Given request: Search the material for the word "MAGNETS" and copy each line that holds it.

>> Start Material provided

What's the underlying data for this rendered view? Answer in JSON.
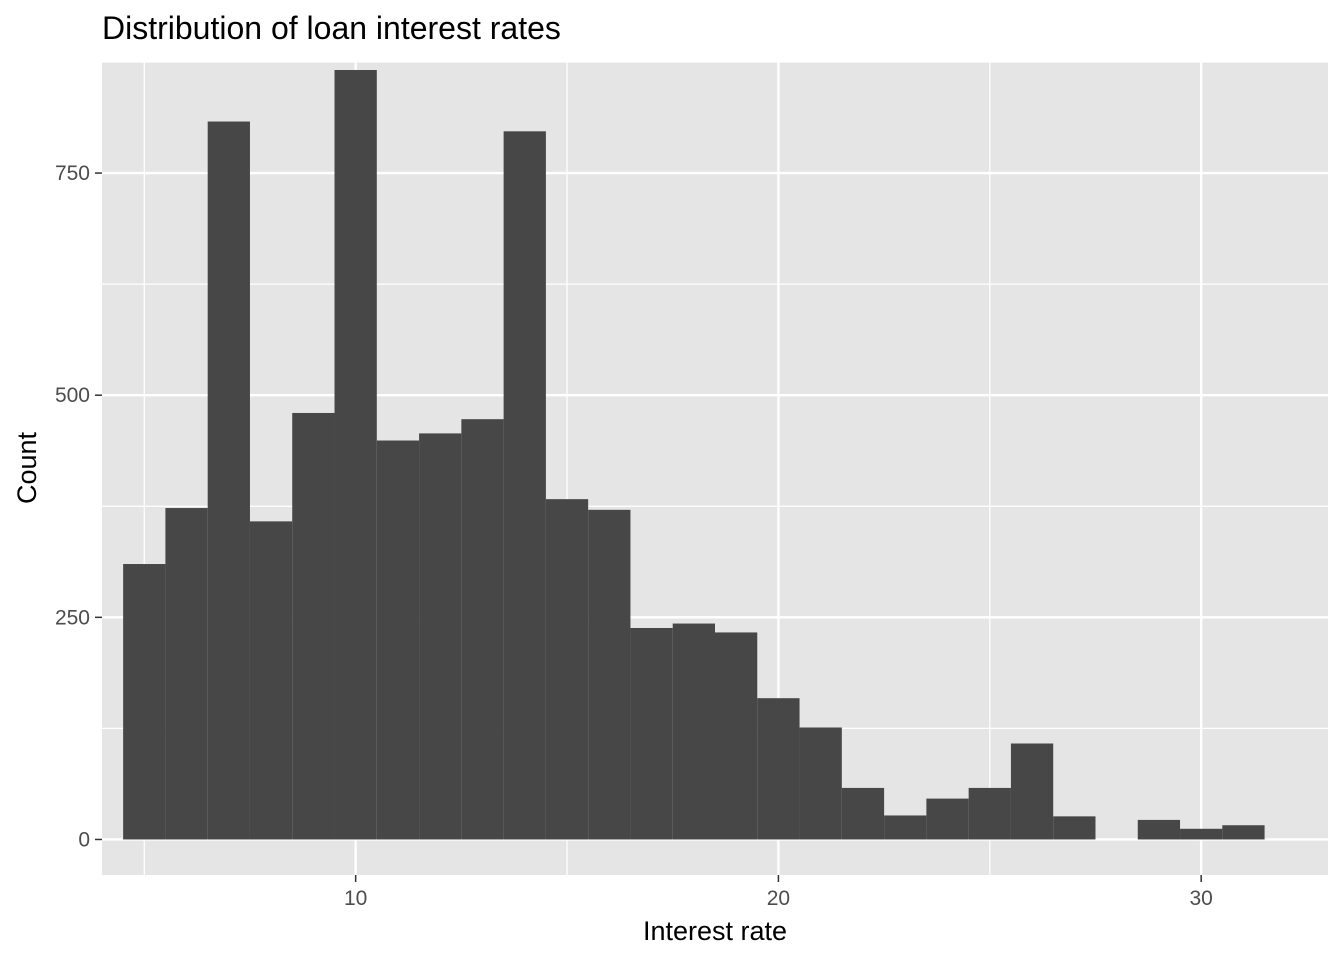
{
  "chart_data": {
    "type": "bar",
    "title": "Distribution of loan interest rates",
    "xlabel": "Interest rate",
    "ylabel": "Count",
    "xlim": [
      4.0,
      33.0
    ],
    "ylim": [
      -40,
      875
    ],
    "x_ticks": [
      10,
      20,
      30
    ],
    "x_minor_ticks": [
      5,
      15,
      25
    ],
    "y_ticks": [
      0,
      250,
      500,
      750
    ],
    "y_minor_ticks": [
      125,
      375,
      625,
      875
    ],
    "bin_width": 1.0,
    "bins_start": [
      4.5,
      5.5,
      6.5,
      7.5,
      8.5,
      9.5,
      10.5,
      11.5,
      12.5,
      13.5,
      14.5,
      15.5,
      16.5,
      17.5,
      18.5,
      19.5,
      20.5,
      21.5,
      22.5,
      23.5,
      24.5,
      25.5,
      26.5,
      27.5,
      28.5,
      29.5,
      30.5
    ],
    "values": [
      310,
      373,
      808,
      358,
      480,
      866,
      449,
      457,
      473,
      797,
      383,
      371,
      238,
      243,
      233,
      159,
      126,
      58,
      27,
      46,
      58,
      108,
      26,
      0,
      22,
      12,
      16
    ],
    "grid": true,
    "colors": {
      "panel_background": "#e5e5e5",
      "grid_line": "#ffffff",
      "bar_fill": "#474747",
      "tick_color": "#333333"
    }
  }
}
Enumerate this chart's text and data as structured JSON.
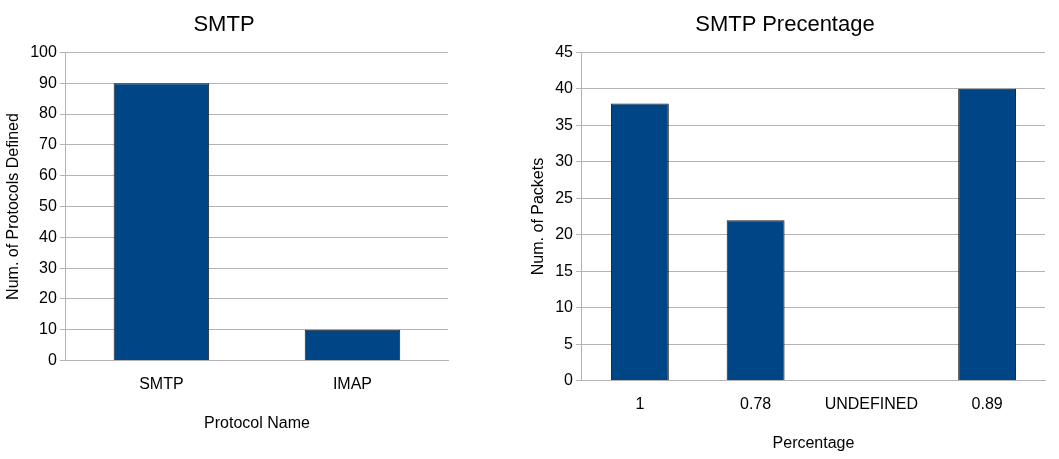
{
  "chart_data": [
    {
      "type": "bar",
      "title": "SMTP",
      "xlabel": "Protocol Name",
      "ylabel": "Num. of Protocols Defined",
      "categories": [
        "SMTP",
        "IMAP"
      ],
      "values": [
        90,
        10
      ],
      "color": "#004586",
      "ylim": [
        0,
        100
      ],
      "yticks": [
        0,
        10,
        20,
        30,
        40,
        50,
        60,
        70,
        80,
        90,
        100
      ],
      "grid": "y",
      "legend": false
    },
    {
      "type": "bar",
      "title": "SMTP Precentage",
      "xlabel": "Percentage",
      "ylabel": "Num. of Packets",
      "categories": [
        "1",
        "0.78",
        "UNDEFINED",
        "0.89"
      ],
      "values": [
        38,
        22,
        0,
        40
      ],
      "color": "#004586",
      "ylim": [
        0,
        45
      ],
      "yticks": [
        0,
        5,
        10,
        15,
        20,
        25,
        30,
        35,
        40,
        45
      ],
      "grid": "y",
      "legend": false
    }
  ]
}
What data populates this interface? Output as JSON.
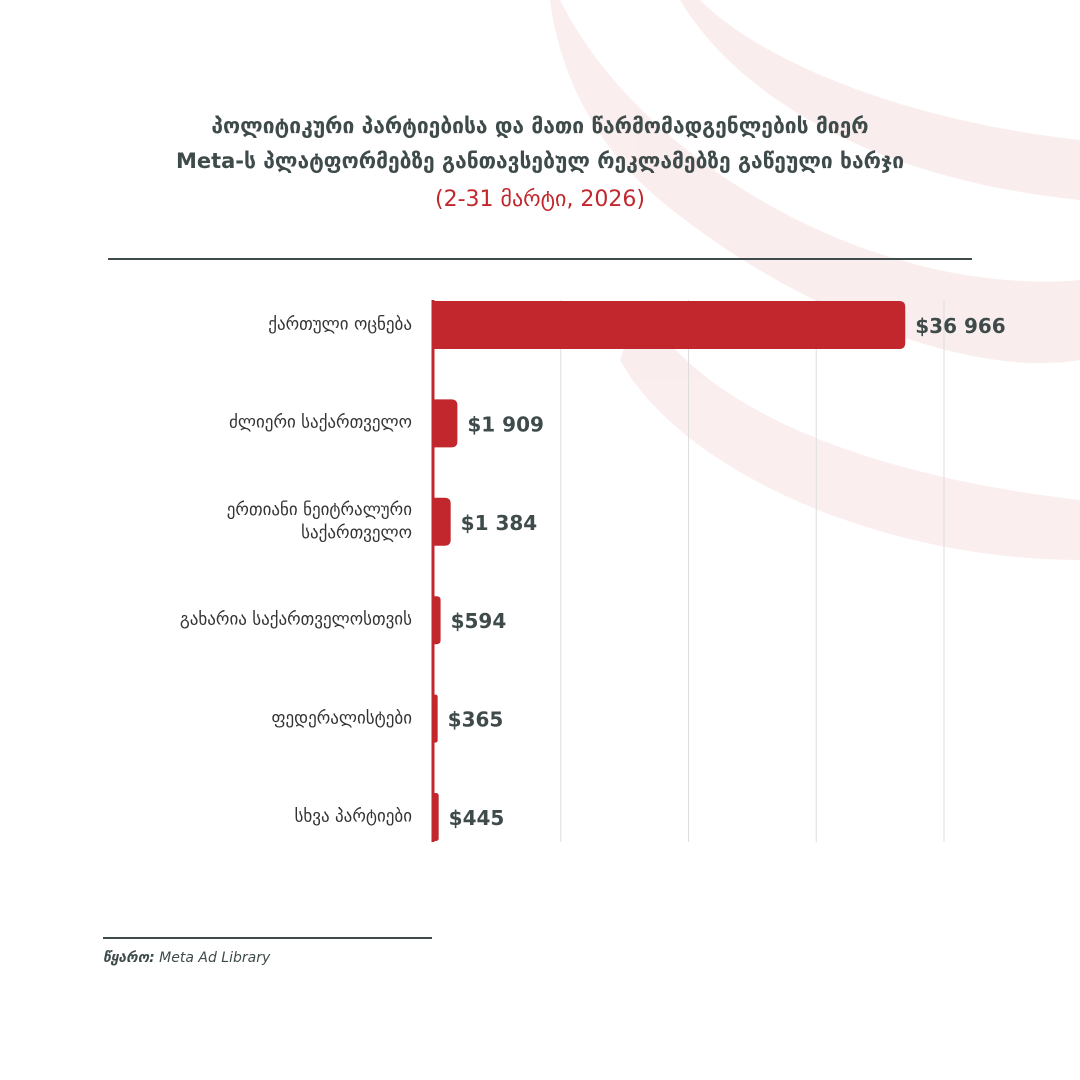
{
  "chart_data": {
    "type": "bar",
    "orientation": "horizontal",
    "title": [
      "პოლიტიკური პარტიებისა და მათი წარმომადგენლების მიერ",
      "Meta-ს პლატფორმებზე განთავსებულ რეკლამებზე გაწეული ხარჯი"
    ],
    "subtitle": "(2-31 მარტი, 2026)",
    "categories": [
      "ქართული ოცნება",
      "ძლიერი საქართველო",
      "ერთიანი ნეიტრალური საქართველო",
      "გახარია საქართველოსთვის",
      "ფედერალისტები",
      "სხვა პარტიები"
    ],
    "values": [
      36966,
      1909,
      1384,
      594,
      365,
      445
    ],
    "value_labels": [
      "$36 966",
      "$1 909",
      "$1 384",
      "$594",
      "$365",
      "$445"
    ],
    "color": "#c1272d",
    "xlim": [
      0,
      40000
    ],
    "xticks": [
      0,
      10000,
      20000,
      30000,
      40000
    ],
    "grid": true,
    "source_label": "წყარო:",
    "source": "Meta Ad Library"
  }
}
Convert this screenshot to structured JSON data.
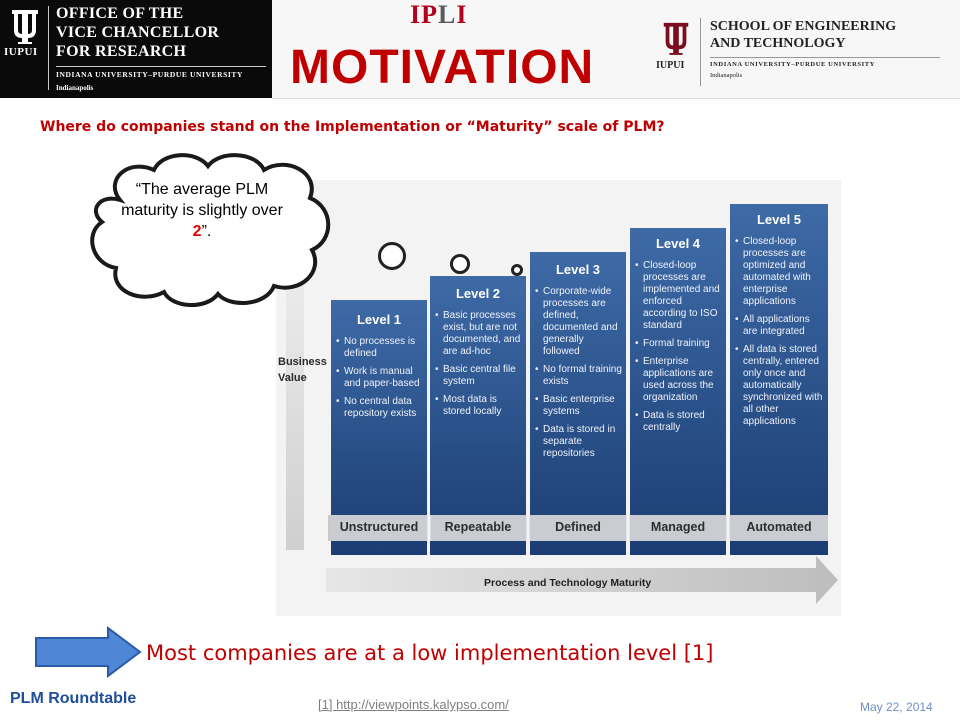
{
  "header": {
    "left_logo": {
      "mark": "iu-trident-icon",
      "iupui": "IUPUI",
      "office_title": "OFFICE OF THE\nVICE CHANCELLOR\nFOR RESEARCH",
      "university": "INDIANA UNIVERSITY–PURDUE UNIVERSITY",
      "city": "Indianapolis"
    },
    "ipli": {
      "first": "IP",
      "second": "L",
      "third": "I"
    },
    "right_logo": {
      "mark": "iu-trident-icon",
      "iupui": "IUPUI",
      "school_title": "SCHOOL OF ENGINEERING\nAND TECHNOLOGY",
      "university": "INDIANA UNIVERSITY–PURDUE UNIVERSITY",
      "city": "Indianapolis"
    }
  },
  "slide": {
    "title": "MOTIVATION",
    "question": "Where do companies stand on the Implementation or “Maturity” scale of PLM?",
    "cloud": {
      "text_before": "“The average PLM maturity is slightly over ",
      "number": "2",
      "text_after": "”."
    },
    "bottom_message": "Most companies are at a low implementation level [1]"
  },
  "figure": {
    "y_axis_label": "Business\nValue",
    "x_axis_label": "Process and Technology Maturity",
    "levels": [
      {
        "title": "Level 1",
        "stage": "Unstructured",
        "bullets": [
          "No processes is defined",
          "Work is manual and paper-based",
          "No central data repository exists"
        ]
      },
      {
        "title": "Level 2",
        "stage": "Repeatable",
        "bullets": [
          "Basic processes exist, but are not documented, and are ad-hoc",
          "Basic central file system",
          "Most data is stored locally"
        ]
      },
      {
        "title": "Level 3",
        "stage": "Defined",
        "bullets": [
          "Corporate-wide processes are defined, documented and generally followed",
          "No formal training exists",
          "Basic enterprise systems",
          "Data is stored in separate repositories"
        ]
      },
      {
        "title": "Level 4",
        "stage": "Managed",
        "bullets": [
          "Closed-loop processes are implemented and enforced according to ISO standard",
          "Formal training",
          "Enterprise applications are used across the organization",
          "Data is stored centrally"
        ]
      },
      {
        "title": "Level 5",
        "stage": "Automated",
        "bullets": [
          "Closed-loop processes are optimized and automated with enterprise applications",
          "All applications are integrated",
          "All data is stored centrally, entered only once and automatically synchronized with all other applications"
        ]
      }
    ]
  },
  "footer": {
    "left": "PLM Roundtable",
    "reference": "[1] http://viewpoints.kalypso.com/",
    "date": "May 22, 2014"
  },
  "colors": {
    "title_red": "#c00000",
    "level_blue_light": "#4a6fa3",
    "level_blue_dark": "#1d3e72",
    "footer_blue": "#1f4e9c"
  }
}
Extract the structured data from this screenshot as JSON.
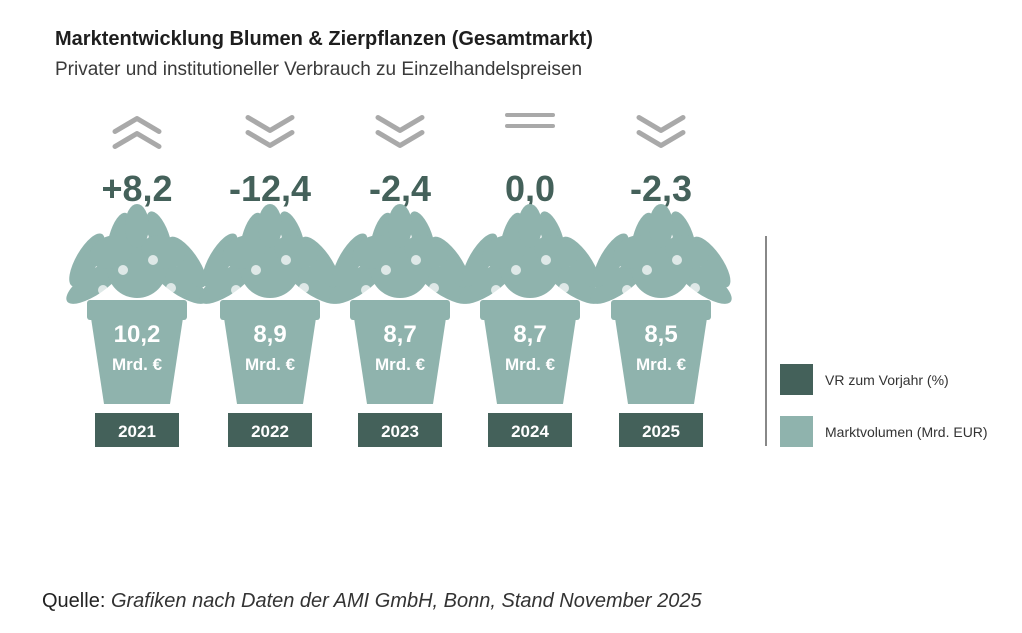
{
  "title": "Marktentwicklung Blumen & Zierpflanzen (Gesamtmarkt)",
  "subtitle": "Privater und institutioneller Verbrauch zu Einzelhandelspreisen",
  "colors": {
    "dark": "#44615a",
    "light": "#8fb3ad",
    "arrow": "#a9a9a9"
  },
  "chart_data": {
    "type": "pictogram",
    "title": "Marktentwicklung Blumen & Zierpflanzen (Gesamtmarkt)",
    "categories": [
      "2021",
      "2022",
      "2023",
      "2024",
      "2025"
    ],
    "series": [
      {
        "name": "VR zum Vorjahr (%)",
        "values": [
          8.2,
          -12.4,
          -2.4,
          0.0,
          -2.3
        ],
        "labels": [
          "+8,2",
          "-12,4",
          "-2,4",
          "0,0",
          "-2,3"
        ],
        "trend": [
          "up",
          "down",
          "down",
          "flat",
          "down"
        ]
      },
      {
        "name": "Marktvolumen (Mrd. EUR)",
        "values": [
          10.2,
          8.9,
          8.7,
          8.7,
          8.5
        ],
        "labels": [
          "10,2",
          "8,9",
          "8,7",
          "8,7",
          "8,5"
        ]
      }
    ],
    "unit_label": "Mrd. €"
  },
  "legend": {
    "items": [
      "VR zum Vorjahr (%)",
      "Marktvolumen (Mrd. EUR)"
    ]
  },
  "source": {
    "label": "Quelle:",
    "text": "Grafiken nach Daten der AMI GmbH, Bonn, Stand November 2025"
  }
}
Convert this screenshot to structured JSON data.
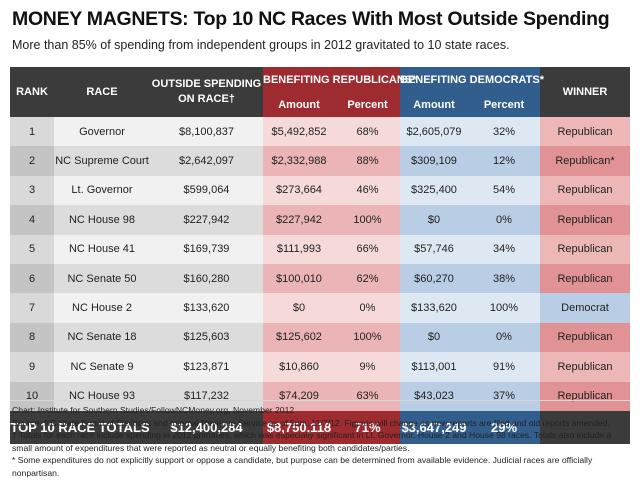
{
  "title": "MONEY MAGNETS: Top 10 NC Races With Most Outside Spending",
  "subtitle": "More than 85% of spending from independent groups in 2012 gravitated to 10 state races.",
  "colors": {
    "header_dark": "#3b3b3b",
    "republican": "#9e2b30",
    "democrat": "#315e8c"
  },
  "headers": {
    "rank": "RANK",
    "race": "RACE",
    "outside_line1": "OUTSIDE SPENDING",
    "outside_line2": "ON RACE†",
    "rep_group": "BENEFITING REPUBLICANS*",
    "dem_group": "BENEFITING DEMOCRATS*",
    "amount": "Amount",
    "percent": "Percent",
    "winner": "WINNER"
  },
  "chart_data": {
    "type": "table",
    "title": "MONEY MAGNETS: Top 10 NC Races With Most Outside Spending",
    "subtitle": "More than 85% of spending from independent groups in 2012 gravitated to 10 state races.",
    "columns": [
      "Rank",
      "Race",
      "Outside Spending on Race†",
      "Benefiting Republicans* Amount",
      "Benefiting Republicans* Percent",
      "Benefiting Democrats* Amount",
      "Benefiting Democrats* Percent",
      "Winner"
    ],
    "rows": [
      {
        "rank": "1",
        "race": "Governor",
        "outside": "$8,100,837",
        "rep_amount": "$5,492,852",
        "rep_pct": "68%",
        "dem_amount": "$2,605,079",
        "dem_pct": "32%",
        "winner": "Republican"
      },
      {
        "rank": "2",
        "race": "NC Supreme Court",
        "outside": "$2,642,097",
        "rep_amount": "$2,332,988",
        "rep_pct": "88%",
        "dem_amount": "$309,109",
        "dem_pct": "12%",
        "winner": "Republican*"
      },
      {
        "rank": "3",
        "race": "Lt. Governor",
        "outside": "$599,064",
        "rep_amount": "$273,664",
        "rep_pct": "46%",
        "dem_amount": "$325,400",
        "dem_pct": "54%",
        "winner": "Republican"
      },
      {
        "rank": "4",
        "race": "NC House 98",
        "outside": "$227,942",
        "rep_amount": "$227,942",
        "rep_pct": "100%",
        "dem_amount": "$0",
        "dem_pct": "0%",
        "winner": "Republican"
      },
      {
        "rank": "5",
        "race": "NC House 41",
        "outside": "$169,739",
        "rep_amount": "$111,993",
        "rep_pct": "66%",
        "dem_amount": "$57,746",
        "dem_pct": "34%",
        "winner": "Republican"
      },
      {
        "rank": "6",
        "race": "NC Senate 50",
        "outside": "$160,280",
        "rep_amount": "$100,010",
        "rep_pct": "62%",
        "dem_amount": "$60,270",
        "dem_pct": "38%",
        "winner": "Republican"
      },
      {
        "rank": "7",
        "race": "NC House 2",
        "outside": "$133,620",
        "rep_amount": "$0",
        "rep_pct": "0%",
        "dem_amount": "$133,620",
        "dem_pct": "100%",
        "winner": "Democrat"
      },
      {
        "rank": "8",
        "race": "NC Senate 18",
        "outside": "$125,603",
        "rep_amount": "$125,602",
        "rep_pct": "100%",
        "dem_amount": "$0",
        "dem_pct": "0%",
        "winner": "Republican"
      },
      {
        "rank": "9",
        "race": "NC Senate 9",
        "outside": "$123,871",
        "rep_amount": "$10,860",
        "rep_pct": "9%",
        "dem_amount": "$113,001",
        "dem_pct": "91%",
        "winner": "Republican"
      },
      {
        "rank": "10",
        "race": "NC House 93",
        "outside": "$117,232",
        "rep_amount": "$74,209",
        "rep_pct": "63%",
        "dem_amount": "$43,023",
        "dem_pct": "37%",
        "winner": "Republican"
      }
    ],
    "totals": {
      "label": "TOP 10 RACE TOTALS",
      "outside": "$12,400,284",
      "rep_amount": "$8,750,118",
      "rep_pct": "71%",
      "dem_amount": "$3,647,249",
      "dem_pct": "29%",
      "winner": ""
    }
  },
  "notes": [
    "Chart: Institute for Southern Studies/FollowNCMoney.org, November 2012",
    "Source: NC State Board of Elections and Internal Revenue Service as of 5pm, 11/7/12. Figures will change as new reports are filed and old reports amended.",
    "† Totals for each race include spending in 2012 primaries, which was especially significant in Lt. Governor, House 2 and House 98 races. Totals also include a small amount of expenditures that were reported as neutral or equally benefiting both candidates/parties.",
    "* Some expenditures do not explicitly support or oppose a candidate, but purpose can be determined from available evidence. Judicial races are officially nonpartisan."
  ]
}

>> End Material provided

Response for this exercise:
  "title": "MONEY MAGNETS: Top 10 NC Races With Most Outside Spending",
    "title": "MONEY MAGNETS: Top 10 NC Races With Most Outside Spending",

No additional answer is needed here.